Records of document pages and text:
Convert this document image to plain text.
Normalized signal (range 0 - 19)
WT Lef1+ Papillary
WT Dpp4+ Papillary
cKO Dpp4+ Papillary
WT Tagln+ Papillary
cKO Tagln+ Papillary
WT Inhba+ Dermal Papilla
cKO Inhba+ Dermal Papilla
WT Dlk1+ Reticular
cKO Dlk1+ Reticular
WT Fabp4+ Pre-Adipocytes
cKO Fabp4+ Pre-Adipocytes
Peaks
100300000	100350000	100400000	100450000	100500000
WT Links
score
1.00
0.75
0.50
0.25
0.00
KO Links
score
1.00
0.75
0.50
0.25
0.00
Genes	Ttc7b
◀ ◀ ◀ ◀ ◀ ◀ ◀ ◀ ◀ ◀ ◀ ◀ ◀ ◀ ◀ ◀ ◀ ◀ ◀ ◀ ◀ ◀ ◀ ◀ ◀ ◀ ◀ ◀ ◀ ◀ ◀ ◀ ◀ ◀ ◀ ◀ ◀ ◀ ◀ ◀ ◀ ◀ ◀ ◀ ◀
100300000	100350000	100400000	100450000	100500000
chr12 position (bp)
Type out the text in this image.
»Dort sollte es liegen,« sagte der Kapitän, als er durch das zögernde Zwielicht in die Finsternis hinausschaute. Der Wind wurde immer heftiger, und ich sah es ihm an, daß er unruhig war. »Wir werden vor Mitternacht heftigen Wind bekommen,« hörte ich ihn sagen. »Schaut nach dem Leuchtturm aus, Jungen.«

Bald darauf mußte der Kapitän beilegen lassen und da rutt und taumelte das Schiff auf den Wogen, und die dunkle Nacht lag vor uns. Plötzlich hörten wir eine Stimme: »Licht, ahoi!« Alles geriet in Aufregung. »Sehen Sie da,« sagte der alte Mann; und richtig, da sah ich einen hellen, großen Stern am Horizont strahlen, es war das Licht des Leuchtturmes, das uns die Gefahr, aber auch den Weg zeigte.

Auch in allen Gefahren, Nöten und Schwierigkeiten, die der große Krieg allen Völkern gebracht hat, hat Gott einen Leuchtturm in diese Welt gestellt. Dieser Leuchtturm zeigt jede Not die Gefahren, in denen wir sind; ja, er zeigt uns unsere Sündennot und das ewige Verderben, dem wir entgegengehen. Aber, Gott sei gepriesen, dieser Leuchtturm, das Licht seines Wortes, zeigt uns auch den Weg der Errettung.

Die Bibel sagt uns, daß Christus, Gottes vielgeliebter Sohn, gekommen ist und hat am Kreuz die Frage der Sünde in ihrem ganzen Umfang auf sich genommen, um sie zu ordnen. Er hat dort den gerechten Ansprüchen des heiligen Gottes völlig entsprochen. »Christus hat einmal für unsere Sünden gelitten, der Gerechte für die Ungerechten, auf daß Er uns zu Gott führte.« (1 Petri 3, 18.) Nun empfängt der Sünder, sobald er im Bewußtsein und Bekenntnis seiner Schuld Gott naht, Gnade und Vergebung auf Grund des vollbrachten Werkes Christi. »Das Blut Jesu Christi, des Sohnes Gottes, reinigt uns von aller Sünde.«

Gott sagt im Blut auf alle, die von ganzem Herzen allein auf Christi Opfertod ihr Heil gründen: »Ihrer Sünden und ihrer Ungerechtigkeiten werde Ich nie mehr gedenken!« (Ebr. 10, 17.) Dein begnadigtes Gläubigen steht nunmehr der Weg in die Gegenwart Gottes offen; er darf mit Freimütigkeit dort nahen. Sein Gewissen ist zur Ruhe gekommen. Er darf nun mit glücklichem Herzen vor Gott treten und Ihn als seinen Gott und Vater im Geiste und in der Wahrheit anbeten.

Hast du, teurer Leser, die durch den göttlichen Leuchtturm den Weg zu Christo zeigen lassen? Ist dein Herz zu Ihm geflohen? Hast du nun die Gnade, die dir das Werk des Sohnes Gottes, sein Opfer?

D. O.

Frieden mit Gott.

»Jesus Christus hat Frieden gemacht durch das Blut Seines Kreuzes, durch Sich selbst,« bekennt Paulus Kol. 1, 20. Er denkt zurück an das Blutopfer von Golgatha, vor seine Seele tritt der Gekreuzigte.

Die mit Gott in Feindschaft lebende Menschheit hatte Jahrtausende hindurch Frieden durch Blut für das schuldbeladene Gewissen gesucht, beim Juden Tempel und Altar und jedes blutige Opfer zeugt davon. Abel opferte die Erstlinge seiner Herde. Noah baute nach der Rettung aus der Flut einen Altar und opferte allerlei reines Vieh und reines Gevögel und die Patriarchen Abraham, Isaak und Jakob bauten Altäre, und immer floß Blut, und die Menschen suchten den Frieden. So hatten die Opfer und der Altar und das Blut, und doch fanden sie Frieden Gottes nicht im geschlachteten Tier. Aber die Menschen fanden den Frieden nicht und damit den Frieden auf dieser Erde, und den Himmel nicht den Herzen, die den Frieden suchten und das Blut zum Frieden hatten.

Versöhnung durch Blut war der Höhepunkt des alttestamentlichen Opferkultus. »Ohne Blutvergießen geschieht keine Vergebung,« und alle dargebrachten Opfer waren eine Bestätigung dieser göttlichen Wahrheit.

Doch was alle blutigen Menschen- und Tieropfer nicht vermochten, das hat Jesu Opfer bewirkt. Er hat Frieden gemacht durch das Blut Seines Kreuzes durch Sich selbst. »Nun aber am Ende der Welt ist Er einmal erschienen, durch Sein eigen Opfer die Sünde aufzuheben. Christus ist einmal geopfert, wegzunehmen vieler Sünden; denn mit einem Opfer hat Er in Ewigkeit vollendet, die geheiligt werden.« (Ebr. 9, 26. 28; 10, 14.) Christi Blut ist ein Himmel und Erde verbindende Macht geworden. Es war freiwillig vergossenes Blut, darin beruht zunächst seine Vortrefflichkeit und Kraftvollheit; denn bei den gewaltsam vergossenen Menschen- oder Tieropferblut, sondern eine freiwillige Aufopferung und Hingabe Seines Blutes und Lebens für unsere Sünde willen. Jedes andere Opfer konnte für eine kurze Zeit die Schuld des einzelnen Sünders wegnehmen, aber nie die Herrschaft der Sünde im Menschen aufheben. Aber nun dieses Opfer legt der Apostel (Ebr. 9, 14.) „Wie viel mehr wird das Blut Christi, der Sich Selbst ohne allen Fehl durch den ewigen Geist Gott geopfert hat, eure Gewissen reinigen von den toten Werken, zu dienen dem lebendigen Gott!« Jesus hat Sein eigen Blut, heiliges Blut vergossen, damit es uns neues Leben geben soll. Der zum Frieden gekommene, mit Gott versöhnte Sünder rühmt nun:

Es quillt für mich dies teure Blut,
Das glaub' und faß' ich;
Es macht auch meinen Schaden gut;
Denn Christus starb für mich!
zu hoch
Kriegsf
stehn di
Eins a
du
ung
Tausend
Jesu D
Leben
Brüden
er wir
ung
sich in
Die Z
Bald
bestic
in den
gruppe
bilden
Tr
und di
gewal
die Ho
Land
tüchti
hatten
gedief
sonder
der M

> [Activity]
The data must be transcribed in full. Every word stays the same.

> [Answer box]
Convert this document image to plain text.
Normalized signal (range 0 - 19)
WT Lef1+ Papillary
WT Dpp4+ Papillary
cKO Dpp4+ Papillary
WT Tagln+ Papillary
cKO Tagln+ Papillary
WT Inhba+ Dermal Papilla
cKO Inhba+ Dermal Papilla
WT Dlk1+ Reticular
cKO Dlk1+ Reticular
WT Fabp4+ Pre-Adipocytes
cKO Fabp4+ Pre-Adipocytes
Peaks
100300000	100350000	100400000	100450000	100500000
WT Links
score
1.00
0.75
0.50
0.25
0.00
KO Links
score
1.00
0.75
0.50
0.25
0.00
Genes	Ttc7b
◀ ◀ ◀ ◀ ◀ ◀ ◀ ◀ ◀ ◀ ◀ ◀ ◀ ◀ ◀ ◀ ◀ ◀ ◀ ◀ ◀ ◀ ◀ ◀ ◀ ◀ ◀ ◀ ◀ ◀ ◀ ◀ ◀ ◀ ◀ ◀ ◀ ◀ ◀ ◀ ◀ ◀ ◀ ◀ ◀
100300000	100350000	100400000	100450000	100500000
chr12 position (bp)
Type out the text in this image.
»Dort sollte es liegen,« sagte der Kapitän, als er durch das zögernde Zwielicht in die Finsternis hinausschaute. Der Wind wurde immer heftiger, und ich sah es ihm an, daß er unruhig war. »Wir werden vor Mitternacht heftigen Wind bekommen,« hörte ich ihn sagen. »Schaut nach dem Leuchtturm aus, Jungen.«

Bald darauf mußte der Kapitän beilegen lassen und da rutt und taumelte das Schiff auf den Wogen, und die dunkle Nacht lag vor uns. Plötzlich hörten wir eine Stimme: »Licht, ahoi!« Alles geriet in Aufregung. »Sehen Sie da,« sagte der alte Mann; und richtig, da sah ich einen hellen, großen Stern am Horizont strahlen, es war das Licht des Leuchtturmes, das uns die Gefahr, aber auch den Weg zeigte.

Auch in allen Gefahren, Nöten und Schwierigkeiten, die der große Krieg allen Völkern gebracht hat, hat Gott einen Leuchtturm in diese Welt gestellt. Dieser Leuchtturm zeigt jede Not die Gefahren, in denen wir sind; ja, er zeigt uns unsere Sündennot und das ewige Verderben, dem wir entgegengehen. Aber, Gott sei gepriesen, dieser Leuchtturm, das Licht seines Wortes, zeigt uns auch den Weg der Errettung.

Die Bibel sagt uns, daß Christus, Gottes vielgeliebter Sohn, gekommen ist und hat am Kreuz die Frage der Sünde in ihrem ganzen Umfang auf sich genommen, um sie zu ordnen. Er hat dort den gerechten Ansprüchen des heiligen Gottes völlig entsprochen. »Christus hat einmal für unsere Sünden gelitten, der Gerechte für die Ungerechten, auf daß Er uns zu Gott führte.« (1 Petri 3, 18.) Nun empfängt der Sünder, sobald er im Bewußtsein und Bekenntnis seiner Schuld Gott naht, Gnade und Vergebung auf Grund des vollbrachten Werkes Christi. »Das Blut Jesu Christi, des Sohnes Gottes, reinigt uns von aller Sünde.«

Gott sagt im Blut auf alle, die von ganzem Herzen allein auf Christi Opfertod ihr Heil gründen: »Ihrer Sünden und ihrer Ungerechtigkeiten werde Ich nie mehr gedenken!« (Ebr. 10, 17.) Dein begnadigtes Gläubigen steht nunmehr der Weg in die Gegenwart Gottes offen; er darf mit Freimütigkeit dort nahen. Sein Gewissen ist zur Ruhe gekommen. Er darf nun mit glücklichem Herzen vor Gott treten und Ihn als seinen Gott und Vater im Geiste und in der Wahrheit anbeten.

Hast du, teurer Leser, die durch den göttlichen Leuchtturm den Weg zu Christo zeigen lassen? Ist dein Herz zu Ihm geflohen? Hast du nun die Gnade, die dir das Werk des Sohnes Gottes, sein Opfer?

D. O.

Frieden mit Gott.

»Jesus Christus hat Frieden gemacht durch das Blut Seines Kreuzes, durch Sich selbst,« bekennt Paulus Kol. 1, 20. Er denkt zurück an das Blutopfer von Golgatha, vor seine Seele tritt der Gekreuzigte.

Die mit Gott in Feindschaft lebende Menschheit hatte Jahrtausende hindurch Frieden durch Blut für das schuldbeladene Gewissen gesucht, beim Juden Tempel und Altar und jedes blutige Opfer zeugt davon. Abel opferte die Erstlinge seiner Herde. Noah baute nach der Rettung aus der Flut einen Altar und opferte allerlei reines Vieh und reines Gevögel und die Patriarchen Abraham, Isaak und Jakob bauten Altäre, und immer floß Blut, und die Menschen suchten den Frieden. So hatten die Opfer und der Altar und das Blut, und doch fanden sie Frieden Gottes nicht im geschlachteten Tier. Aber die Menschen fanden den Frieden nicht und damit den Frieden auf dieser Erde, und den Himmel nicht den Herzen, die den Frieden suchten und das Blut zum Frieden hatten.

Versöhnung durch Blut war der Höhepunkt des alttestamentlichen Opferkultus. »Ohne Blutvergießen geschieht keine Vergebung,« und alle dargebrachten Opfer waren eine Bestätigung dieser göttlichen Wahrheit.

Doch was alle blutigen Menschen- und Tieropfer nicht vermochten, das hat Jesu Opfer bewirkt. Er hat Frieden gemacht durch das Blut Seines Kreuzes durch Sich selbst. »Nun aber am Ende der Welt ist Er einmal erschienen, durch Sein eigen Opfer die Sünde aufzuheben. Christus ist einmal geopfert, wegzunehmen vieler Sünden; denn mit einem Opfer hat Er in Ewigkeit vollendet, die geheiligt werden.« (Ebr. 9, 26. 28; 10, 14.) Christi Blut ist ein Himmel und Erde verbindende Macht geworden. Es war freiwillig vergossenes Blut, darin beruht zunächst seine Vortrefflichkeit und Kraftvollheit; denn bei den gewaltsam vergossenen Menschen- oder Tieropferblut, sondern eine freiwillige Aufopferung und Hingabe Seines Blutes und Lebens für unsere Sünde willen. Jedes andere Opfer konnte für eine kurze Zeit die Schuld des einzelnen Sünders wegnehmen, aber nie die Herrschaft der Sünde im Menschen aufheben. Aber nun dieses Opfer legt der Apostel (Ebr. 9, 14.) „Wie viel mehr wird das Blut Christi, der Sich Selbst ohne allen Fehl durch den ewigen Geist Gott geopfert hat, eure Gewissen reinigen von den toten Werken, zu dienen dem lebendigen Gott!« Jesus hat Sein eigen Blut, heiliges Blut vergossen, damit es uns neues Leben geben soll. Der zum Frieden gekommene, mit Gott versöhnte Sünder rühmt nun:

Es quillt für mich dies teure Blut,
Das glaub' und faß' ich;
Es macht auch meinen Schaden gut;
Denn Christus starb für mich!
zu hoch
Kriegsf
stehn di
Eins a
du
ung
Tausend
Jesu D
Leben
Brüden
er wir
ung
sich in
Die Z
Bald
bestic
in den
gruppe
bilden
Tr
und di
gewal
die Ho
Land
tüchti
hatten
gedief
sonder
der M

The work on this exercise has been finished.